Records supplied
** BEGIN **
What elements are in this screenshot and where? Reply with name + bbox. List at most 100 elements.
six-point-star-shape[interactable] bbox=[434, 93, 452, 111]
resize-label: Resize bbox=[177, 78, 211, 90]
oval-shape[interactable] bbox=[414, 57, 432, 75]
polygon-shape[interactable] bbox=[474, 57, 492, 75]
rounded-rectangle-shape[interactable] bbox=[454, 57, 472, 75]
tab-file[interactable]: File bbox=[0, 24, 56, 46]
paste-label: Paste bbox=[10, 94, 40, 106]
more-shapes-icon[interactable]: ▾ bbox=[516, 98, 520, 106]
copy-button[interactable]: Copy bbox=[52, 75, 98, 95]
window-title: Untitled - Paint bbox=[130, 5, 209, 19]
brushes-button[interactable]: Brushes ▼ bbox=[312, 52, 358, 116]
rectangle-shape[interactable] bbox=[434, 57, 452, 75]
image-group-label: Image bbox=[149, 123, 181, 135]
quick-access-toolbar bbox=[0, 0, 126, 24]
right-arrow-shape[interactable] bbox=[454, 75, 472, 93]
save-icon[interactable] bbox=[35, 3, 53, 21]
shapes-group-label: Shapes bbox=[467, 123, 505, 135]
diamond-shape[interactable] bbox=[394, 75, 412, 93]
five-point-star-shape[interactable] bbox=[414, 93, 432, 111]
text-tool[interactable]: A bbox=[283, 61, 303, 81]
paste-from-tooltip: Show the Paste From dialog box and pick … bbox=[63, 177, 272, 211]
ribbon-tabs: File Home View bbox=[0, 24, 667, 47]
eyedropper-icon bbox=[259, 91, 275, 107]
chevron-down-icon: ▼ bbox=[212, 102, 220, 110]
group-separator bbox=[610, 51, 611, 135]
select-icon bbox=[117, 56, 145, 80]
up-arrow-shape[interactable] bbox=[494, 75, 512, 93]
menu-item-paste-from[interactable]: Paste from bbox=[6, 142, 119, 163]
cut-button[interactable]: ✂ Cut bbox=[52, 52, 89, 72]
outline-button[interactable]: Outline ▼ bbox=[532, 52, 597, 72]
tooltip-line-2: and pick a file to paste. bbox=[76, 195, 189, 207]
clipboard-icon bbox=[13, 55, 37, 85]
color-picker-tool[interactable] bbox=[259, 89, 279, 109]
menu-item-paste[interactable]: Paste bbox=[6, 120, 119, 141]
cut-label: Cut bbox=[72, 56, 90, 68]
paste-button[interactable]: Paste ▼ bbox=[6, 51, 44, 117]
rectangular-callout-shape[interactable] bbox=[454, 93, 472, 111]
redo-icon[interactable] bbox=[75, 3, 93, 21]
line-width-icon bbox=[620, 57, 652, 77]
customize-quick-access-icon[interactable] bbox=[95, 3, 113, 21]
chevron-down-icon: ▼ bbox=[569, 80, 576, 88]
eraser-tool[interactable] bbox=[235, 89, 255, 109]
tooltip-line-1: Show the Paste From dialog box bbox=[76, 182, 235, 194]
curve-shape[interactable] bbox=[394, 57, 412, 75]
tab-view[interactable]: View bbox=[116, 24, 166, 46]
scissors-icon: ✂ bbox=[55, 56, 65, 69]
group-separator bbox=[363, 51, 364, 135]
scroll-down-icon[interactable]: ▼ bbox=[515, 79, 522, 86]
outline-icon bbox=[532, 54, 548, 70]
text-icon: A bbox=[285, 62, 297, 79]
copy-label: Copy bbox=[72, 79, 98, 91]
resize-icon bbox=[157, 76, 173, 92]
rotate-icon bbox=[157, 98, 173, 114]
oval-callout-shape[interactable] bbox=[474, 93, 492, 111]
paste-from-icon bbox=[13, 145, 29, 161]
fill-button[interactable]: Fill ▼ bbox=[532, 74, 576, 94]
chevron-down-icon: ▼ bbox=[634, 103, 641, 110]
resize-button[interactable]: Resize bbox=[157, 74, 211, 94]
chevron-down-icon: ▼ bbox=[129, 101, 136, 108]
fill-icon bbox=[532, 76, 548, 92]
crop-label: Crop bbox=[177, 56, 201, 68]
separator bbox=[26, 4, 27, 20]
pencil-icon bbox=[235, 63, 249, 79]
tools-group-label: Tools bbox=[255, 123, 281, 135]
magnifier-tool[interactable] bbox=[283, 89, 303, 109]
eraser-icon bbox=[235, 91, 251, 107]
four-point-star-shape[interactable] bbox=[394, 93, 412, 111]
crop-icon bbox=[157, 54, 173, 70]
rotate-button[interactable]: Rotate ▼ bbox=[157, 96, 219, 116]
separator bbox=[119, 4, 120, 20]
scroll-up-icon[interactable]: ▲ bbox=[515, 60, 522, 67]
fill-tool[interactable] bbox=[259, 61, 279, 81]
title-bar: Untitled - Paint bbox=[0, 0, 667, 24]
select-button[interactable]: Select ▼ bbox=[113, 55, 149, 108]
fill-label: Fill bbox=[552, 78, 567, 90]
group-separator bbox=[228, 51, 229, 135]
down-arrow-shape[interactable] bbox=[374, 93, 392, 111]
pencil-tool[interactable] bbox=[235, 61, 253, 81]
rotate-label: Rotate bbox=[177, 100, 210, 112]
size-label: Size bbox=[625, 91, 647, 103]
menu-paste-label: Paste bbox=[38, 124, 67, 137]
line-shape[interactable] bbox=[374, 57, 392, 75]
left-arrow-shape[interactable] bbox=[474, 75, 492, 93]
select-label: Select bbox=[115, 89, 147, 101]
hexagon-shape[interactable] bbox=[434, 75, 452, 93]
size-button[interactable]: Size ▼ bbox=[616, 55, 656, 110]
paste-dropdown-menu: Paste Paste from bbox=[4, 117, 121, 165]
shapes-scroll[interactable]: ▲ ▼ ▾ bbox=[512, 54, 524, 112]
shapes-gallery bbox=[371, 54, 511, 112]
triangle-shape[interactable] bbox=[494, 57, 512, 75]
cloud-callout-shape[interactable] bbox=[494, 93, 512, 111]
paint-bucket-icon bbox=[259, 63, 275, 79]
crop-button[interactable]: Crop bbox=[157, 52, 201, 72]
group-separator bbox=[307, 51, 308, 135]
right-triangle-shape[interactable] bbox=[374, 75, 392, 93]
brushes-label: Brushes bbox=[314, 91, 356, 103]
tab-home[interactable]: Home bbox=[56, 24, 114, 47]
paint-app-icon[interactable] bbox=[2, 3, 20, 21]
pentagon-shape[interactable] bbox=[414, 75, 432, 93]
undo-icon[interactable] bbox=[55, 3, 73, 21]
** END **
Render the records above as a numbered list, from the first line up to and including the line containing "right-arrow-shape[interactable] bbox=[454, 75, 472, 93]", and leave out any blank lines.

1. What elements are in this screenshot and where? Reply with name + bbox. List at most 100 elements.
2. six-point-star-shape[interactable] bbox=[434, 93, 452, 111]
3. resize-label: Resize bbox=[177, 78, 211, 90]
4. oval-shape[interactable] bbox=[414, 57, 432, 75]
5. polygon-shape[interactable] bbox=[474, 57, 492, 75]
6. rounded-rectangle-shape[interactable] bbox=[454, 57, 472, 75]
7. tab-file[interactable]: File bbox=[0, 24, 56, 46]
8. paste-label: Paste bbox=[10, 94, 40, 106]
9. more-shapes-icon[interactable]: ▾ bbox=[516, 98, 520, 106]
10. copy-button[interactable]: Copy bbox=[52, 75, 98, 95]
11. window-title: Untitled - Paint bbox=[130, 5, 209, 19]
12. brushes-button[interactable]: Brushes ▼ bbox=[312, 52, 358, 116]
13. rectangle-shape[interactable] bbox=[434, 57, 452, 75]
14. image-group-label: Image bbox=[149, 123, 181, 135]
15. quick-access-toolbar bbox=[0, 0, 126, 24]
16. right-arrow-shape[interactable] bbox=[454, 75, 472, 93]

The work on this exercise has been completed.